Every record, from first to last, should be retyped word for word.

------------------------------

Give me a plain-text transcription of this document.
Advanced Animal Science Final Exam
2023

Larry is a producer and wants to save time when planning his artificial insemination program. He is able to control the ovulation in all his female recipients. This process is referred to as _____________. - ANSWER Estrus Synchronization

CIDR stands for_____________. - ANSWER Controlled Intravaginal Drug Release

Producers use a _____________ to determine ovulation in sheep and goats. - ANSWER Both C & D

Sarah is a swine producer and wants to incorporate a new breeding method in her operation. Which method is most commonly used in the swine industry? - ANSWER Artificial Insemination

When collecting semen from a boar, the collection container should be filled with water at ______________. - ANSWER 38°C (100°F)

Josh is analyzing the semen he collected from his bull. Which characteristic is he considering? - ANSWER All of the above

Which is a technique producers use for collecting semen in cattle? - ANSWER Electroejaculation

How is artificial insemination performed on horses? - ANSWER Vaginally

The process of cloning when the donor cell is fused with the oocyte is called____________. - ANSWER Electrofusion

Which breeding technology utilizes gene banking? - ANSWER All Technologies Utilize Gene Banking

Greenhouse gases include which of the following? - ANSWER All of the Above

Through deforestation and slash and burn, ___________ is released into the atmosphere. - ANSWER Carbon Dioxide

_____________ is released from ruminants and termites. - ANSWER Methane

------------------------------

▶ _Response area_:
Give me a plain-text transcription of this document.
Advanced Animal Science Final Exam
2023

Larry is a producer and wants to save time when planning his artificial insemination program. He is able to control the ovulation in all his female recipients. This process is referred to as _____________. - ANSWER Estrus Synchronization

CIDR stands for_____________. - ANSWER Controlled Intravaginal Drug Release

Producers use a _____________ to determine ovulation in sheep and goats. - ANSWER Both C & D

Sarah is a swine producer and wants to incorporate a new breeding method in her operation. Which method is most commonly used in the swine industry? - ANSWER Artificial Insemination

When collecting semen from a boar, the collection container should be filled with water at ______________. - ANSWER 38°C (100°F)

Josh is analyzing the semen he collected from his bull. Which characteristic is he considering? - ANSWER All of the above

Which is a technique producers use for collecting semen in cattle? - ANSWER Electroejaculation

How is artificial insemination performed on horses? - ANSWER Vaginally

The process of cloning when the donor cell is fused with the oocyte is called____________. - ANSWER Electrofusion

Which breeding technology utilizes gene banking? - ANSWER All Technologies Utilize Gene Banking

Greenhouse gases include which of the following? - ANSWER All of the Above

Through deforestation and slash and burn, ___________ is released into the atmosphere. - ANSWER Carbon Dioxide

_____________ is released from ruminants and termites. - ANSWER Methane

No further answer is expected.